— Task goal —
Reproduce each line exactly.

— start Entries —

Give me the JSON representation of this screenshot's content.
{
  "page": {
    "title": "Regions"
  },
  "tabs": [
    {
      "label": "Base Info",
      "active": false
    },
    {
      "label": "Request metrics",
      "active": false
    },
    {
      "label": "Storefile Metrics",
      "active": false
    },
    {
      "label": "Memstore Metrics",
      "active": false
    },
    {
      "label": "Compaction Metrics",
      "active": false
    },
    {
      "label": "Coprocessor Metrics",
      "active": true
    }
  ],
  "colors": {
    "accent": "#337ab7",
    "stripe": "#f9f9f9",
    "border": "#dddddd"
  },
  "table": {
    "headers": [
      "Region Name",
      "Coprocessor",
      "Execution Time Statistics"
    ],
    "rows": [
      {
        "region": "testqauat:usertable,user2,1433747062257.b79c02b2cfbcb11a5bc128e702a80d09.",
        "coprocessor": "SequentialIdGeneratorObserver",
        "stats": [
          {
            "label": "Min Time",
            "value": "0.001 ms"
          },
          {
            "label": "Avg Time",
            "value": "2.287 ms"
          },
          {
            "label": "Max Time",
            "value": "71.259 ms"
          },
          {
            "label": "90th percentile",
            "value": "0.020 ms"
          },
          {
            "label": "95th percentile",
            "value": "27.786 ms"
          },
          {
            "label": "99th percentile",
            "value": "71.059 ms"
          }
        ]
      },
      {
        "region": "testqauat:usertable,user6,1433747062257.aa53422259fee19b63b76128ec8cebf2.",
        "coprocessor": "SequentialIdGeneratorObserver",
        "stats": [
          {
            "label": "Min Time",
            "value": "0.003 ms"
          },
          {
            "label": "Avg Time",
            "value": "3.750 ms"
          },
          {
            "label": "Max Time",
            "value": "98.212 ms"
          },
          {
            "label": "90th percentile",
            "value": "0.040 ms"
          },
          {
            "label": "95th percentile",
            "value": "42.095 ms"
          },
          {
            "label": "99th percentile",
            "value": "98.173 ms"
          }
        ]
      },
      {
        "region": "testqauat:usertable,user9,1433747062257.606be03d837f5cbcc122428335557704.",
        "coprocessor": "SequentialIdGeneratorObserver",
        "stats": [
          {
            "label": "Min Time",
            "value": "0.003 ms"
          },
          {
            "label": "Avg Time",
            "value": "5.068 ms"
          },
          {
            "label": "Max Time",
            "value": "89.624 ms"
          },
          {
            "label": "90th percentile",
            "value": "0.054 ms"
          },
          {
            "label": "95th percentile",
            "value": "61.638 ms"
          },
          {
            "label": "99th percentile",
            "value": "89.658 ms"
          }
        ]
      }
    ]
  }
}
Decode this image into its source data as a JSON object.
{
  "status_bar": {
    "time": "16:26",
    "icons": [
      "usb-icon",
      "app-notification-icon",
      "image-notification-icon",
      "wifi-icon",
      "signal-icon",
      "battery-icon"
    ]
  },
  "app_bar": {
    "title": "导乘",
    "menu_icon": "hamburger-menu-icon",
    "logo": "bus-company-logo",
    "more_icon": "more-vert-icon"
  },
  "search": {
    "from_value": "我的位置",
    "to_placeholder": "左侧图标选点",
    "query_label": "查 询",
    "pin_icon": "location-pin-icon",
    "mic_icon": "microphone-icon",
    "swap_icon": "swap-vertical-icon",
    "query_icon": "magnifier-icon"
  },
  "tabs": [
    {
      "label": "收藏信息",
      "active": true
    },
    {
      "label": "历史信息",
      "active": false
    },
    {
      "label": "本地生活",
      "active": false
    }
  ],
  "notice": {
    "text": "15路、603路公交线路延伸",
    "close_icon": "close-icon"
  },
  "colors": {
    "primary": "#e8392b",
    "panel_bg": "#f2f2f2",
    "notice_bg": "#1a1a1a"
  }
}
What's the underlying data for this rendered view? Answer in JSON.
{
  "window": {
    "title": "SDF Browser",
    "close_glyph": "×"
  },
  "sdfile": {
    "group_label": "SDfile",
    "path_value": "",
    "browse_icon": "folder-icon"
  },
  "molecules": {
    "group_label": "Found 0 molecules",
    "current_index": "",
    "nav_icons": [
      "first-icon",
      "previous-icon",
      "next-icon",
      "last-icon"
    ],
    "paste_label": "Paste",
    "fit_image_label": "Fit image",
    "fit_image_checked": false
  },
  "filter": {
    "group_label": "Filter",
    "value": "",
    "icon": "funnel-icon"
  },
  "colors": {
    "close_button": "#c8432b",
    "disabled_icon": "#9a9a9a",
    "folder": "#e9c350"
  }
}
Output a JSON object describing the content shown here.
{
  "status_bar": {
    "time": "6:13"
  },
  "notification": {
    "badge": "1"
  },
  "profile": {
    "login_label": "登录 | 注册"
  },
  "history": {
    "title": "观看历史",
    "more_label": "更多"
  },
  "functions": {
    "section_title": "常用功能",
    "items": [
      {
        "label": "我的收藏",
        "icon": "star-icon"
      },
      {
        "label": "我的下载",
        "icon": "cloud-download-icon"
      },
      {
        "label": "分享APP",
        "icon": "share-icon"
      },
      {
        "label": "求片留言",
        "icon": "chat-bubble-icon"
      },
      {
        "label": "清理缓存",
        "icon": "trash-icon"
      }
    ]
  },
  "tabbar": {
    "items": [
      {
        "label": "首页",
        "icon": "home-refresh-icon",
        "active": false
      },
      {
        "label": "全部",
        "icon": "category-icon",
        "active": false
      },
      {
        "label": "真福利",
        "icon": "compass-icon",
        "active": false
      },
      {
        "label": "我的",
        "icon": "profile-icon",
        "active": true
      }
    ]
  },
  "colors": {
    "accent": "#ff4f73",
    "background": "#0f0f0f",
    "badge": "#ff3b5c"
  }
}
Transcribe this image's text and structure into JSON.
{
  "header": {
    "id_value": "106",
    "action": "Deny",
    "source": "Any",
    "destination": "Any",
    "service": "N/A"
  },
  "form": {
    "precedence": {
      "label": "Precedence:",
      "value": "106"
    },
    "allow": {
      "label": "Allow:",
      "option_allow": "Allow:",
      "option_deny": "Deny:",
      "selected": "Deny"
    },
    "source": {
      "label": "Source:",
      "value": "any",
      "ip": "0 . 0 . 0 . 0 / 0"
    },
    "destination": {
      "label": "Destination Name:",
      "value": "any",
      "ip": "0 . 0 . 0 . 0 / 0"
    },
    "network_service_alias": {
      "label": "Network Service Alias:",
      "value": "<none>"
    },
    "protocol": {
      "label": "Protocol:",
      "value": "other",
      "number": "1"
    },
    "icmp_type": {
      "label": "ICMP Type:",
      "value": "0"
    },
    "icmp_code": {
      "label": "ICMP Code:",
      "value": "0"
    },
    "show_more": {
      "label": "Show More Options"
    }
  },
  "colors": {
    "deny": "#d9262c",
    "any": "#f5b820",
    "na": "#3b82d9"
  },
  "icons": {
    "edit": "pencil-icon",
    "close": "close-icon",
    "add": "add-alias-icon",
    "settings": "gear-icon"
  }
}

— end Entries —

— Written response —
Give me the JSON representation of this screenshot's content.
{
  "page": {
    "title": "Regions"
  },
  "tabs": [
    {
      "label": "Base Info",
      "active": false
    },
    {
      "label": "Request metrics",
      "active": false
    },
    {
      "label": "Storefile Metrics",
      "active": false
    },
    {
      "label": "Memstore Metrics",
      "active": false
    },
    {
      "label": "Compaction Metrics",
      "active": false
    },
    {
      "label": "Coprocessor Metrics",
      "active": true
    }
  ],
  "colors": {
    "accent": "#337ab7",
    "stripe": "#f9f9f9",
    "border": "#dddddd"
  },
  "table": {
    "headers": [
      "Region Name",
      "Coprocessor",
      "Execution Time Statistics"
    ],
    "rows": [
      {
        "region": "testqauat:usertable,user2,1433747062257.b79c02b2cfbcb11a5bc128e702a80d09.",
        "coprocessor": "SequentialIdGeneratorObserver",
        "stats": [
          {
            "label": "Min Time",
            "value": "0.001 ms"
          },
          {
            "label": "Avg Time",
            "value": "2.287 ms"
          },
          {
            "label": "Max Time",
            "value": "71.259 ms"
          },
          {
            "label": "90th percentile",
            "value": "0.020 ms"
          },
          {
            "label": "95th percentile",
            "value": "27.786 ms"
          },
          {
            "label": "99th percentile",
            "value": "71.059 ms"
          }
        ]
      },
      {
        "region": "testqauat:usertable,user6,1433747062257.aa53422259fee19b63b76128ec8cebf2.",
        "coprocessor": "SequentialIdGeneratorObserver",
        "stats": [
          {
            "label": "Min Time",
            "value": "0.003 ms"
          },
          {
            "label": "Avg Time",
            "value": "3.750 ms"
          },
          {
            "label": "Max Time",
            "value": "98.212 ms"
          },
          {
            "label": "90th percentile",
            "value": "0.040 ms"
          },
          {
            "label": "95th percentile",
            "value": "42.095 ms"
          },
          {
            "label": "99th percentile",
            "value": "98.173 ms"
          }
        ]
      },
      {
        "region": "testqauat:usertable,user9,1433747062257.606be03d837f5cbcc122428335557704.",
        "coprocessor": "SequentialIdGeneratorObserver",
        "stats": [
          {
            "label": "Min Time",
            "value": "0.003 ms"
          },
          {
            "label": "Avg Time",
            "value": "5.068 ms"
          },
          {
            "label": "Max Time",
            "value": "89.624 ms"
          },
          {
            "label": "90th percentile",
            "value": "0.054 ms"
          },
          {
            "label": "95th percentile",
            "value": "61.638 ms"
          },
          {
            "label": "99th percentile",
            "value": "89.658 ms"
          }
        ]
      }
    ]
  }
}
Decode this image into its source data as a JSON object.
{
  "status_bar": {
    "time": "16:26",
    "icons": [
      "usb-icon",
      "app-notification-icon",
      "image-notification-icon",
      "wifi-icon",
      "signal-icon",
      "battery-icon"
    ]
  },
  "app_bar": {
    "title": "导乘",
    "menu_icon": "hamburger-menu-icon",
    "logo": "bus-company-logo",
    "more_icon": "more-vert-icon"
  },
  "search": {
    "from_value": "我的位置",
    "to_placeholder": "左侧图标选点",
    "query_label": "查 询",
    "pin_icon": "location-pin-icon",
    "mic_icon": "microphone-icon",
    "swap_icon": "swap-vertical-icon",
    "query_icon": "magnifier-icon"
  },
  "tabs": [
    {
      "label": "收藏信息",
      "active": true
    },
    {
      "label": "历史信息",
      "active": false
    },
    {
      "label": "本地生活",
      "active": false
    }
  ],
  "notice": {
    "text": "15路、603路公交线路延伸",
    "close_icon": "close-icon"
  },
  "colors": {
    "primary": "#e8392b",
    "panel_bg": "#f2f2f2",
    "notice_bg": "#1a1a1a"
  }
}
What's the underlying data for this rendered view? Answer in JSON.
{
  "window": {
    "title": "SDF Browser",
    "close_glyph": "×"
  },
  "sdfile": {
    "group_label": "SDfile",
    "path_value": "",
    "browse_icon": "folder-icon"
  },
  "molecules": {
    "group_label": "Found 0 molecules",
    "current_index": "",
    "nav_icons": [
      "first-icon",
      "previous-icon",
      "next-icon",
      "last-icon"
    ],
    "paste_label": "Paste",
    "fit_image_label": "Fit image",
    "fit_image_checked": false
  },
  "filter": {
    "group_label": "Filter",
    "value": "",
    "icon": "funnel-icon"
  },
  "colors": {
    "close_button": "#c8432b",
    "disabled_icon": "#9a9a9a",
    "folder": "#e9c350"
  }
}
Output a JSON object describing the content shown here.
{
  "status_bar": {
    "time": "6:13"
  },
  "notification": {
    "badge": "1"
  },
  "profile": {
    "login_label": "登录 | 注册"
  },
  "history": {
    "title": "观看历史",
    "more_label": "更多"
  },
  "functions": {
    "section_title": "常用功能",
    "items": [
      {
        "label": "我的收藏",
        "icon": "star-icon"
      },
      {
        "label": "我的下载",
        "icon": "cloud-download-icon"
      },
      {
        "label": "分享APP",
        "icon": "share-icon"
      },
      {
        "label": "求片留言",
        "icon": "chat-bubble-icon"
      },
      {
        "label": "清理缓存",
        "icon": "trash-icon"
      }
    ]
  },
  "tabbar": {
    "items": [
      {
        "label": "首页",
        "icon": "home-refresh-icon",
        "active": false
      },
      {
        "label": "全部",
        "icon": "category-icon",
        "active": false
      },
      {
        "label": "真福利",
        "icon": "compass-icon",
        "active": false
      },
      {
        "label": "我的",
        "icon": "profile-icon",
        "active": true
      }
    ]
  },
  "colors": {
    "accent": "#ff4f73",
    "background": "#0f0f0f",
    "badge": "#ff3b5c"
  }
}
Transcribe this image's text and structure into JSON.
{
  "header": {
    "id_value": "106",
    "action": "Deny",
    "source": "Any",
    "destination": "Any",
    "service": "N/A"
  },
  "form": {
    "precedence": {
      "label": "Precedence:",
      "value": "106"
    },
    "allow": {
      "label": "Allow:",
      "option_allow": "Allow:",
      "option_deny": "Deny:",
      "selected": "Deny"
    },
    "source": {
      "label": "Source:",
      "value": "any",
      "ip": "0 . 0 . 0 . 0 / 0"
    },
    "destination": {
      "label": "Destination Name:",
      "value": "any",
      "ip": "0 . 0 . 0 . 0 / 0"
    },
    "network_service_alias": {
      "label": "Network Service Alias:",
      "value": "<none>"
    },
    "protocol": {
      "label": "Protocol:",
      "value": "other",
      "number": "1"
    },
    "icmp_type": {
      "label": "ICMP Type:",
      "value": "0"
    },
    "icmp_code": {
      "label": "ICMP Code:",
      "value": "0"
    },
    "show_more": {
      "label": "Show More Options"
    }
  },
  "colors": {
    "deny": "#d9262c",
    "any": "#f5b820",
    "na": "#3b82d9"
  },
  "icons": {
    "edit": "pencil-icon",
    "close": "close-icon",
    "add": "add-alias-icon",
    "settings": "gear-icon"
  }
}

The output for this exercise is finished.